**Entries shown:**
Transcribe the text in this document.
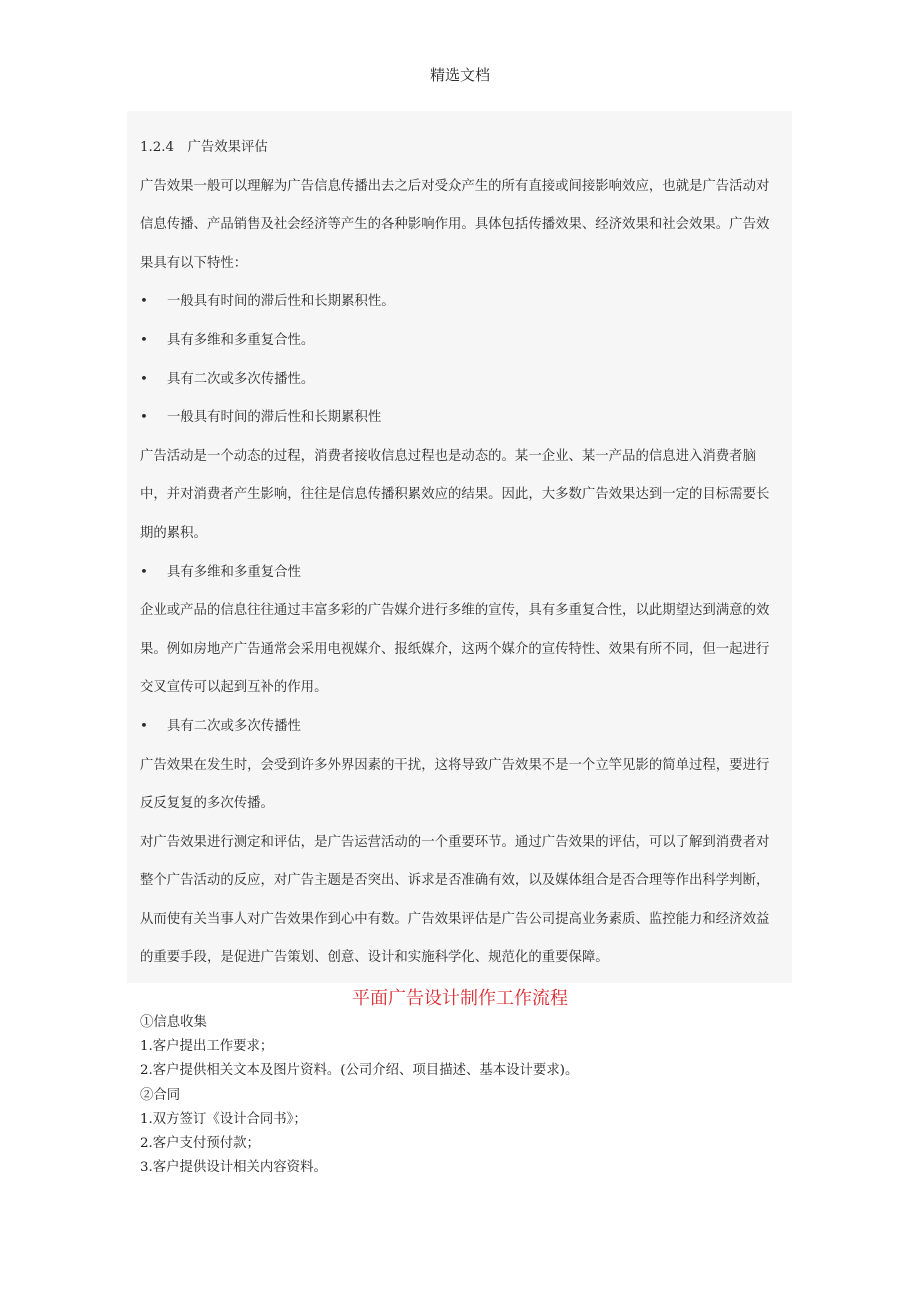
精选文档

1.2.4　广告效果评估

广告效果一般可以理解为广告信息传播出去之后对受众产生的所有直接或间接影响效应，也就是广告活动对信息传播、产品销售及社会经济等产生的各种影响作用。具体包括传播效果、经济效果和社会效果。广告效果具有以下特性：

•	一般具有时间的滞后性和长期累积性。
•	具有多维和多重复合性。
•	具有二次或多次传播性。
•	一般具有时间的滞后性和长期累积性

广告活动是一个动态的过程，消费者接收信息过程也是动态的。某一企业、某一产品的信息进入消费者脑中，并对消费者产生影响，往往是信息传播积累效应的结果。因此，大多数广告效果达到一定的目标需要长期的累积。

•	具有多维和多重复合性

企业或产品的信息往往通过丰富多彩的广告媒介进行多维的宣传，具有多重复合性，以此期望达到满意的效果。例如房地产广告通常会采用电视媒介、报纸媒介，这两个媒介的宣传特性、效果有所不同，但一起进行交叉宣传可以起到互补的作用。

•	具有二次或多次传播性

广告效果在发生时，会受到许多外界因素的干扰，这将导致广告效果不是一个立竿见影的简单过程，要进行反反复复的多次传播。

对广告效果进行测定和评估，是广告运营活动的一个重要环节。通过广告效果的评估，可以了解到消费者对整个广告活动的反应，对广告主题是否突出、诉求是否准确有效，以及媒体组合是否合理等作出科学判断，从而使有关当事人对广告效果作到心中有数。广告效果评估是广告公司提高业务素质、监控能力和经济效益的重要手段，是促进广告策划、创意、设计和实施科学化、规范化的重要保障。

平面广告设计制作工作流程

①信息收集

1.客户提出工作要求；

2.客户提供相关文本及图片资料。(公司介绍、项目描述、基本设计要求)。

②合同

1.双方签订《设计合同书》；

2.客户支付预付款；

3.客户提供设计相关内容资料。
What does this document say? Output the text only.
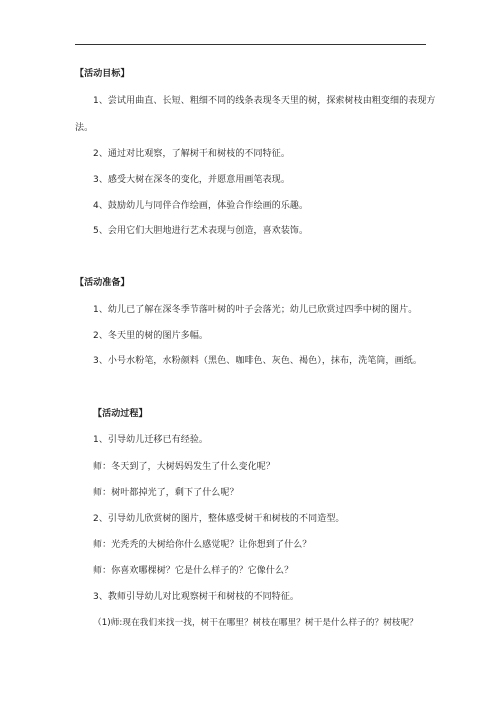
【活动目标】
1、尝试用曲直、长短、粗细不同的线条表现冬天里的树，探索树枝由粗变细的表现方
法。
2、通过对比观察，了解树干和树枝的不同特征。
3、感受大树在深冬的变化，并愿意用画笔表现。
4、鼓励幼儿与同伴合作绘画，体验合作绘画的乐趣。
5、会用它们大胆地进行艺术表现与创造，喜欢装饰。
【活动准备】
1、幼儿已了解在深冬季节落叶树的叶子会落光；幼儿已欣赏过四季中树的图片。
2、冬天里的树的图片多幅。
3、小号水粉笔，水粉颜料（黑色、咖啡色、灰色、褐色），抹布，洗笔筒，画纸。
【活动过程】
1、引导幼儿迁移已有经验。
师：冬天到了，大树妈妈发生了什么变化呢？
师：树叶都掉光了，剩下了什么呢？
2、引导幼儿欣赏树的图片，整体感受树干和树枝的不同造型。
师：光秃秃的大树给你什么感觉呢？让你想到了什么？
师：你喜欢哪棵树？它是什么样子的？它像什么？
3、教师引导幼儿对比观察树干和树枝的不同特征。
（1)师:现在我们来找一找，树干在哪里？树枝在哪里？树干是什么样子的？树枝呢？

**Set exercise:** Looking at the records above, report how many lines contain the word "this". Answer with the number only.

**Answer:** 2